## Text shown
Major technical and economic barriers exist for P2G that must be overcome, however. For example, though water electrolysis has existed commercially for several decades only approximately 4% of global hydrogen supply is derived from such pathways [382]. Considering electrolysis, improvements in efficiency during transient operation and reductions in capital cost are needed [373]. Currently, alkaline electrolysis is the lowest cost and most reliable technology, but has limited efficiency improvement and cost reduction potential. PEM electrolysis can offer improved transient performance and have a simple modular design, but cost reduction and technical

improvement including membrane lifetime of PEM electrolyzers is needed. Similarly, solid oxide electrolysis can offer the benefits of very high efficiencies but will require further technical development prior to commercialization including increased lifetime [383]. If hydrogen storage is utilized this can also contribute to high costs [384]. Methanation as a viable commercial step would benefit from techno-economic advancement including an improved understanding of dynamic reactor operation, advancement in cool fixed-bed reactors, and others [373,385].

## The exercise
Could you reproduce the passage on power-to-gas barriers between "improvement including membrane" and "and others [373,385].", inclusive, updating "solid oxide electrolysis" to "high-temperature electrolysis"? None of the stored data is needed here.

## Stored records
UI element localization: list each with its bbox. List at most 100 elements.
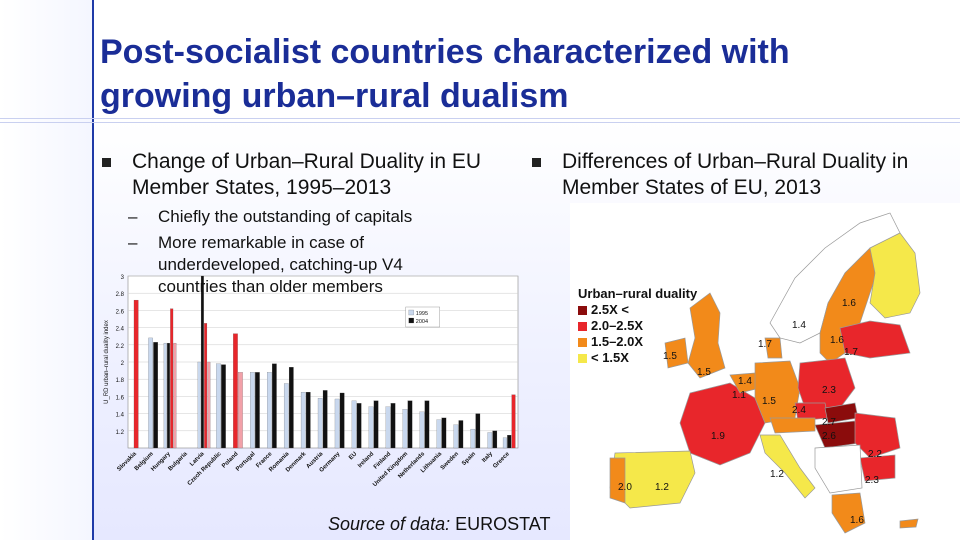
x-tick-label: EU (348, 451, 358, 461)
y-tick-label: 2.8 (116, 292, 125, 298)
bar-2004 (200, 275, 204, 449)
bar-1995 (216, 363, 221, 449)
map-country-bulgaria (859, 454, 896, 482)
map-label: 2.0 (618, 482, 632, 493)
bar-series2 (511, 394, 516, 449)
map-label: 1.4 (738, 376, 752, 387)
map-legend: Urban–rural duality 2.5X < 2.0–2.5X 1.5–… (578, 286, 697, 366)
map-country-portugal (609, 457, 626, 504)
legend-swatch (578, 305, 587, 315)
bar-2004 (356, 403, 362, 449)
bar-series2 (170, 308, 174, 449)
bar-2004 (167, 342, 170, 449)
x-tick-label: Greece (492, 451, 511, 470)
bar-2004 (424, 400, 430, 449)
map-country-cyprus (899, 518, 919, 529)
bar-2004 (492, 430, 498, 449)
source-label: Source of data: (328, 514, 451, 534)
map-country-ireland (664, 337, 689, 369)
bar-2004 (390, 403, 396, 449)
map-label: 1.5 (663, 351, 677, 362)
y-tick-label: 2.6 (116, 309, 125, 315)
chart-legend-swatch (408, 309, 414, 316)
y-tick-label: 1.6 (116, 395, 125, 401)
map-country-romania (854, 412, 901, 459)
bar-1995 (334, 398, 340, 449)
legend-swatch (578, 321, 587, 331)
bar-2004 (305, 391, 311, 449)
sub-bullet-text: More remarkable in case of underdevelope… (158, 233, 403, 296)
y-tick-label: 2 (121, 361, 125, 367)
bullet-square-icon (102, 158, 111, 167)
y-tick-label: 1.8 (116, 378, 125, 384)
map-label: 2.3 (865, 475, 879, 486)
bar-2004 (221, 364, 226, 449)
map-label: 2.4 (792, 405, 806, 416)
bar-1995 (283, 383, 289, 449)
sub-bullet-text: Chiefly the outstanding of capitals (158, 207, 413, 226)
duality-bar-chart: 1.2 1.4 1.6 1.8 2 2.2 2.4 2.6 2.8 3 U_RD urban–rur… (104, 275, 519, 488)
slide-title: Post-socialist countries characterized w… (100, 33, 790, 115)
map-country-greece (831, 492, 866, 534)
bar-1995 (317, 398, 323, 449)
bar-2004 (153, 342, 158, 449)
bar-1995 (197, 361, 201, 449)
bar-2004 (407, 400, 413, 449)
bar-series3 (207, 361, 211, 449)
map-label: 1.7 (758, 339, 772, 350)
x-tick-label: Bulgaria (168, 451, 190, 473)
y-axis-label: U_RD urban–rural duality index (104, 320, 110, 404)
dash-marker: – (128, 207, 138, 226)
bar-2004 (272, 363, 277, 449)
bar-1995 (487, 432, 493, 449)
bar-1995 (436, 419, 442, 449)
map-label: 1.5 (697, 367, 711, 378)
chart-legend-label: 2004 (416, 319, 428, 325)
bar-1995 (163, 342, 167, 449)
bullet-left: Change of Urban–Rural Duality in EU Memb… (102, 149, 532, 201)
map-legend-item: 2.0–2.5X (578, 318, 697, 334)
map-label: 1.5 (762, 396, 776, 407)
chart-legend-label: 1995 (416, 311, 428, 317)
legend-swatch (578, 337, 587, 347)
y-tick-label: 1.4 (116, 413, 125, 419)
bar-series3 (238, 372, 243, 449)
bullet-square-icon (532, 158, 541, 167)
map-label: 2.7 (822, 417, 836, 428)
map-legend-item: 2.5X < (578, 302, 697, 318)
x-tick-label: Spain (461, 451, 477, 467)
bar-1995 (300, 391, 306, 449)
bar-1995 (453, 424, 459, 449)
bar-1995 (351, 400, 357, 449)
legend-label: 1.5–2.0X (591, 334, 644, 349)
sub-bullet-2: – More remarkable in case of underdevelo… (128, 232, 468, 298)
x-tick-label: Czech Republic (187, 451, 223, 487)
y-tick-label: 2.2 (116, 344, 125, 350)
bar-2004 (339, 392, 345, 449)
slide-left-margin (0, 0, 92, 540)
bar-1995 (385, 406, 391, 449)
map-label: 1.7 (844, 347, 858, 358)
chart-legend-swatch (408, 317, 414, 324)
bar-2004 (322, 390, 328, 449)
bar-2004 (255, 372, 260, 449)
map-country-sweden (819, 247, 881, 364)
bar-2004 (475, 413, 481, 449)
map-label: 1.4 (792, 320, 806, 331)
bar-1995 (267, 372, 272, 449)
source-value: EUROSTAT (455, 514, 551, 534)
sub-bullet-1: – Chiefly the outstanding of capitals (128, 206, 468, 228)
map-label: 1.1 (732, 390, 746, 401)
eu-duality-map: 1.6 1.4 1.7 1.6 1.7 1.5 1.5 1.4 2.3 1.1 … (570, 203, 960, 540)
map-legend-item: 1.5–2.0X (578, 334, 697, 350)
source-note: Source of data: EUROSTAT (328, 514, 550, 535)
slide-horizontal-rule (0, 118, 960, 119)
slide-vertical-rule (92, 0, 94, 540)
map-country-baltics (839, 320, 911, 359)
slide-horizontal-rule-2 (0, 122, 960, 123)
bar-1995 (470, 428, 476, 449)
map-country-denmark (764, 337, 783, 359)
map-country-uk (687, 292, 726, 379)
x-tick-label: Sweden (440, 451, 461, 472)
map-label: 2.6 (822, 431, 836, 442)
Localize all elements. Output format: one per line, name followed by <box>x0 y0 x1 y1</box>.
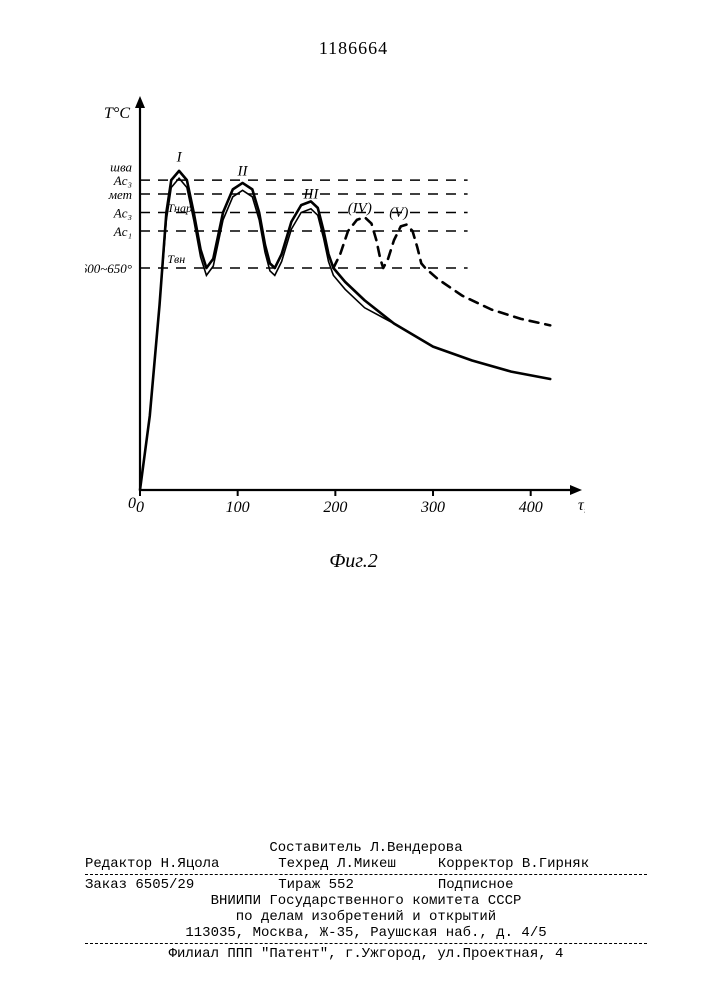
svg-text:τ, сек: τ, сек <box>578 497 585 514</box>
svg-text:Ac₁: Ac₁ <box>113 224 132 239</box>
svg-text:100: 100 <box>226 499 250 516</box>
addr1: 113035, Москва, Ж-35, Раушская наб., д. … <box>85 925 647 941</box>
svg-text:мет: мет <box>108 187 132 202</box>
svg-text:Ac₃: Ac₃ <box>113 173 132 188</box>
svg-text:I: I <box>176 150 183 166</box>
svg-text:шва: шва <box>110 159 132 174</box>
footer: Составитель Л.Вендерова Редактор Н.Яцола… <box>85 840 647 962</box>
tirazh: Тираж 552 <box>278 877 354 893</box>
chart-svg: 0100200300400τ, секT°C0шваAc₃метAc₃Ac₁60… <box>85 90 585 540</box>
editor: Редактор Н.Яцола <box>85 856 219 872</box>
page: 1186664 0100200300400τ, секT°C0шваAc₃мет… <box>0 0 707 1000</box>
svg-text:0: 0 <box>136 499 144 516</box>
svg-text:200: 200 <box>323 499 347 516</box>
svg-text:III: III <box>302 187 319 203</box>
order-row: Заказ 6505/29 Тираж 552 Подписное <box>85 877 647 893</box>
svg-text:400: 400 <box>519 499 543 516</box>
patent-number: 1186664 <box>0 38 707 59</box>
svg-text:II: II <box>237 164 249 180</box>
corrector: Корректор В.Гирняк <box>438 856 589 872</box>
svg-text:600~650°: 600~650° <box>85 261 132 276</box>
org2: по делам изобретений и открытий <box>85 909 647 925</box>
svg-text:300: 300 <box>420 499 445 516</box>
svg-text:0: 0 <box>128 495 136 512</box>
svg-text:T°C: T°C <box>104 105 130 122</box>
figure-caption: Фиг.2 <box>0 550 707 573</box>
order: Заказ 6505/29 <box>85 877 194 893</box>
svg-text:(IV): (IV) <box>348 201 372 217</box>
svg-text:Tнар: Tнар <box>167 201 192 215</box>
svg-text:(V): (V) <box>389 205 408 221</box>
divider2 <box>85 943 647 944</box>
svg-text:Tвн: Tвн <box>167 252 185 266</box>
tech: Техред Л.Микеш <box>278 856 396 872</box>
chart: 0100200300400τ, секT°C0шваAc₃метAc₃Ac₁60… <box>85 90 585 540</box>
compiler: Составитель Л.Вендерова <box>85 840 647 856</box>
divider <box>85 874 647 875</box>
credits-row: Редактор Н.Яцола Техред Л.Микеш Корректо… <box>85 856 647 872</box>
addr2: Филиал ППП "Патент", г.Ужгород, ул.Проек… <box>85 946 647 962</box>
svg-text:Ac₃: Ac₃ <box>113 206 132 221</box>
org1: ВНИИПИ Государственного комитета СССР <box>85 893 647 909</box>
sub: Подписное <box>438 877 514 893</box>
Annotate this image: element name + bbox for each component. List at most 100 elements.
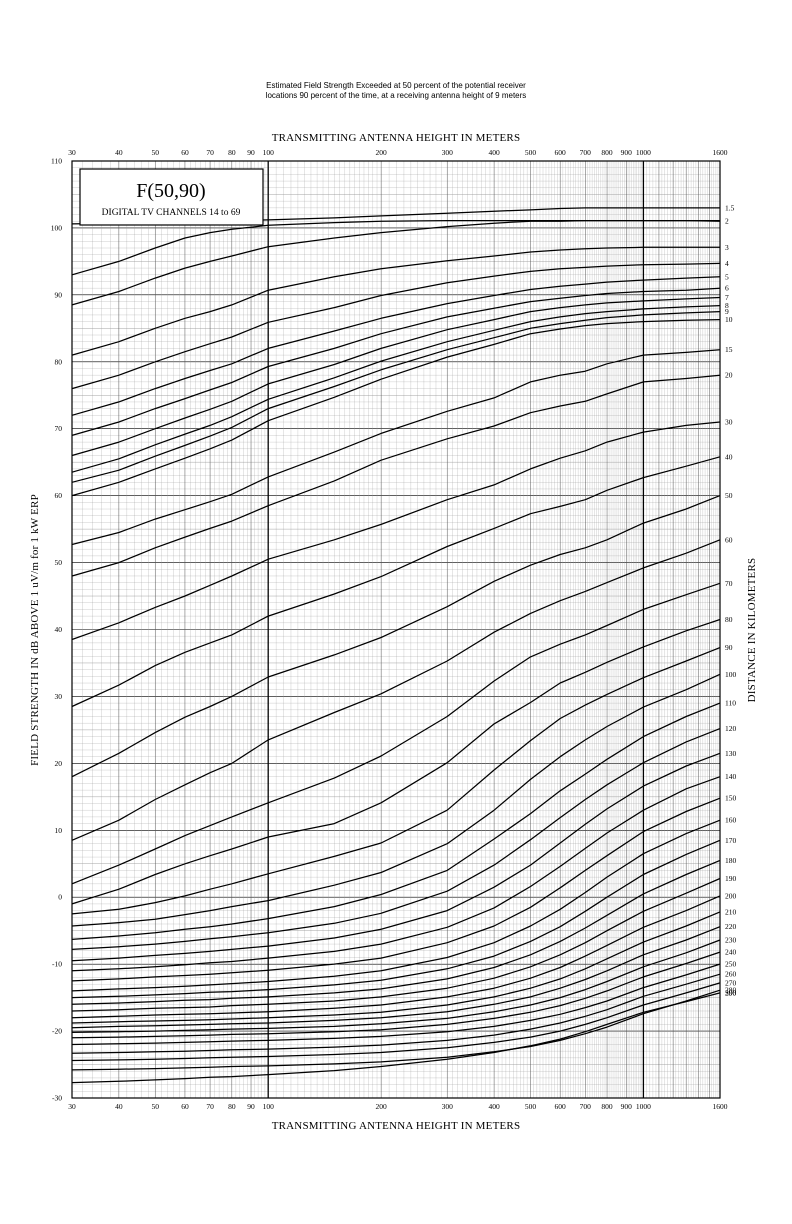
distance-label: 280 <box>725 986 737 995</box>
x-tick-label-top: 60 <box>181 148 189 157</box>
x-tick-label-top: 50 <box>151 148 159 157</box>
distance-label: 230 <box>725 936 737 945</box>
distance-label: 40 <box>725 452 733 461</box>
distance-curve-80 <box>71 582 721 885</box>
x-tick-label-top: 90 <box>247 148 255 157</box>
distance-curve-220 <box>71 911 721 1024</box>
x-tick-label-bottom: 70 <box>206 1102 214 1111</box>
x-tick-label-top: 500 <box>525 148 537 157</box>
distance-label: 10 <box>725 315 733 324</box>
distance-label: 50 <box>725 491 733 500</box>
distance-label: 20 <box>725 371 733 380</box>
x-tick-label-bottom: 1000 <box>636 1102 651 1111</box>
y-tick-label: 110 <box>51 157 62 166</box>
distance-label: 30 <box>725 418 733 427</box>
x-tick-label-bottom: 300 <box>442 1102 454 1111</box>
distance-label: 120 <box>725 724 737 733</box>
distance-curve-30 <box>71 374 721 577</box>
distance-curve-6 <box>71 276 721 416</box>
distance-curve-160 <box>71 797 721 982</box>
distance-label: 3 <box>725 243 729 252</box>
distance-curve-280 <box>71 982 721 1062</box>
distance-curve-4 <box>71 246 720 356</box>
distance-label: 300 <box>725 988 737 997</box>
y-tick-label: 70 <box>55 424 63 433</box>
distance-curve-170 <box>71 819 721 992</box>
distance-curve-230 <box>71 926 721 1029</box>
y-axis-title-right: DISTANCE IN KILOMETERS <box>746 558 758 703</box>
distance-label: 130 <box>725 749 737 758</box>
distance-curve-200 <box>71 877 721 1012</box>
y-tick-label: 20 <box>55 759 63 768</box>
distance-curve-190 <box>71 859 721 1005</box>
distance-curve-240 <box>71 939 721 1034</box>
x-tick-label-top: 400 <box>488 148 500 157</box>
distance-label: 7 <box>725 293 729 302</box>
distance-curve-20 <box>71 349 721 546</box>
distance-label: 180 <box>725 856 737 865</box>
distance-label: 290 <box>725 988 737 997</box>
y-tick-label: 100 <box>51 223 63 232</box>
distance-label: 80 <box>725 615 733 624</box>
x-tick-label-top: 40 <box>115 148 123 157</box>
y-axis-title: FIELD STRENGTH IN dB ABOVE 1 uV/m for 1 … <box>29 494 41 766</box>
x-tick-label-bottom: 700 <box>580 1102 592 1111</box>
x-tick-label-top: 100 <box>263 148 275 157</box>
y-tick-label: 10 <box>55 826 63 835</box>
y-tick-label: 50 <box>55 558 63 567</box>
distance-curve-40 <box>71 421 721 641</box>
distance-curve-250 <box>71 951 721 1039</box>
y-tick-label: -10 <box>52 960 62 969</box>
x-tick-label-top: 30 <box>68 148 76 157</box>
x-tick-label-bottom: 50 <box>151 1102 159 1111</box>
distance-curve-150 <box>71 776 721 972</box>
distance-curve-7 <box>71 287 721 437</box>
distance-label: 260 <box>725 970 737 979</box>
distance-curve-70 <box>71 539 721 841</box>
distance-label: 150 <box>725 794 737 803</box>
y-tick-label: 30 <box>55 692 63 701</box>
x-tick-label-bottom: 600 <box>555 1102 567 1111</box>
plot-frame <box>71 160 721 1099</box>
y-tick-label: 40 <box>55 625 63 634</box>
x-tick-label-bottom: 500 <box>525 1102 537 1111</box>
x-tick-label-bottom: 90 <box>247 1102 255 1111</box>
y-tick-label: 80 <box>55 357 63 366</box>
distance-curve-5 <box>71 262 721 390</box>
distance-label: 4 <box>725 259 729 268</box>
distance-label: 100 <box>725 670 737 679</box>
distance-curve-130 <box>71 728 721 951</box>
distance-curve-10 <box>71 310 721 483</box>
x-axis-title-bottom: TRANSMITTING ANTENNA HEIGHT IN METERS <box>272 1120 521 1132</box>
x-tick-label-bottom: 30 <box>68 1102 76 1111</box>
chart-header: Estimated Field Strength Exceeded at 50 … <box>0 81 792 101</box>
x-tick-label-top: 300 <box>442 148 454 157</box>
distance-curve-8 <box>71 296 721 457</box>
distance-label: 5 <box>725 272 729 281</box>
curve-group <box>71 207 721 1084</box>
distance-label: 240 <box>725 948 737 957</box>
y-tick-label: 90 <box>55 290 63 299</box>
y-tick-label: -30 <box>52 1094 62 1103</box>
distance-label: 6 <box>725 284 729 293</box>
x-tick-label-top: 70 <box>206 148 214 157</box>
distance-curve-100 <box>71 647 721 915</box>
distance-label: 110 <box>725 699 736 708</box>
distance-label: 250 <box>725 960 737 969</box>
distance-curve-9 <box>71 304 721 473</box>
x-tick-label-top: 200 <box>376 148 388 157</box>
x-tick-label-bottom: 40 <box>115 1102 123 1111</box>
y-tick-label: 0 <box>58 893 62 902</box>
axis-ticks: 3030404050506060707080809090100100200200… <box>51 148 728 1111</box>
distance-label: 70 <box>725 579 733 588</box>
distance-label: 200 <box>725 891 737 900</box>
x-tick-label-top: 800 <box>601 148 613 157</box>
distance-curve-90 <box>71 618 721 905</box>
legend-title: F(50,90) <box>136 180 205 202</box>
y-tick-label: 60 <box>55 491 63 500</box>
distance-label: 270 <box>725 978 737 987</box>
x-tick-label-bottom: 60 <box>181 1102 189 1111</box>
distance-label: 9 <box>725 307 729 316</box>
x-tick-label-bottom: 100 <box>263 1102 275 1111</box>
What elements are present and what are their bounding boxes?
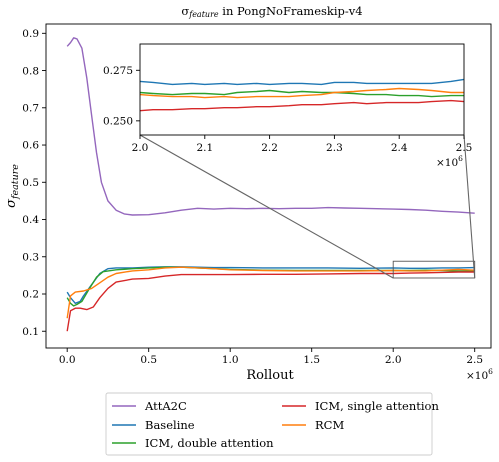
main-xtick-label: 1.0	[222, 354, 239, 366]
legend: AttA2C Baseline ICM, double attention ICM, …	[106, 393, 439, 455]
legend-label: RCM	[315, 418, 344, 432]
x-axis-label: Rollout	[246, 368, 294, 383]
inset-ytick-label: 0.275	[103, 65, 133, 77]
inset-xtick-label: 2.3	[326, 142, 343, 154]
legend-label: ICM, double attention	[145, 436, 274, 450]
legend-label: AttA2C	[144, 399, 187, 413]
main-ytick-label: 0.4	[22, 214, 39, 226]
main-x-multiplier: ×106	[466, 367, 493, 382]
chart-title: σfeature in PongNoFrameskip-v4	[181, 4, 362, 19]
main-ytick-label: 0.3	[22, 251, 39, 263]
main-xtick-label: 1.5	[303, 354, 320, 366]
main-xtick-label: 2.5	[466, 354, 483, 366]
main-ytick-label: 0.1	[22, 326, 39, 338]
main-ytick-label: 0.6	[22, 140, 39, 152]
main-series-icm-single-attention	[67, 272, 475, 331]
main-series-baseline	[67, 267, 475, 304]
chart-title-main: σ	[181, 4, 189, 18]
zoom-connector-left	[140, 135, 393, 278]
main-ytick-label: 0.5	[22, 177, 39, 189]
legend-label: ICM, single attention	[315, 399, 439, 413]
inset-xtick-label: 2.1	[196, 142, 213, 154]
chart-title-rest: in PongNoFrameskip-v4	[219, 4, 363, 18]
main-xtick-label: 0.5	[140, 354, 157, 366]
inset-xtick-label: 2.0	[132, 142, 149, 154]
main-ytick-label: 0.8	[22, 65, 39, 77]
main-xtick-label: 2.0	[385, 354, 402, 366]
chart-title-sub: feature	[188, 10, 219, 19]
inset-x-multiplier: ×106	[436, 154, 463, 169]
main-xtick-label: 0.0	[59, 354, 76, 366]
inset-xtick-label: 2.2	[261, 142, 278, 154]
zoom-connector-right	[464, 135, 475, 278]
y-axis-label: σfeature	[4, 164, 21, 208]
inset-ytick-label: 0.250	[103, 116, 133, 128]
main-ytick-label: 0.7	[22, 102, 39, 114]
main-ytick-label: 0.9	[22, 28, 39, 40]
inset-xtick-label: 2.4	[391, 142, 408, 154]
legend-label: Baseline	[145, 418, 195, 432]
inset-xtick-label: 2.5	[456, 142, 473, 154]
main-ytick-label: 0.2	[22, 289, 39, 301]
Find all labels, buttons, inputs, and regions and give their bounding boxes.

## Written solution
improvement including membrane lifetime of PEM electrolyzers is needed. Similarly, high-temperature electrolysis can offer the benefits of very high efficiencies but will require further technical development prior to commercialization including increased lifetime [383]. If hydrogen storage is utilized this can also contribute to high costs [384]. Methanation as a viable commercial step would benefit from techno-economic advancement including an improved understanding of dynamic reactor operation, advancement in cool fixed-bed reactors, and others [373,385].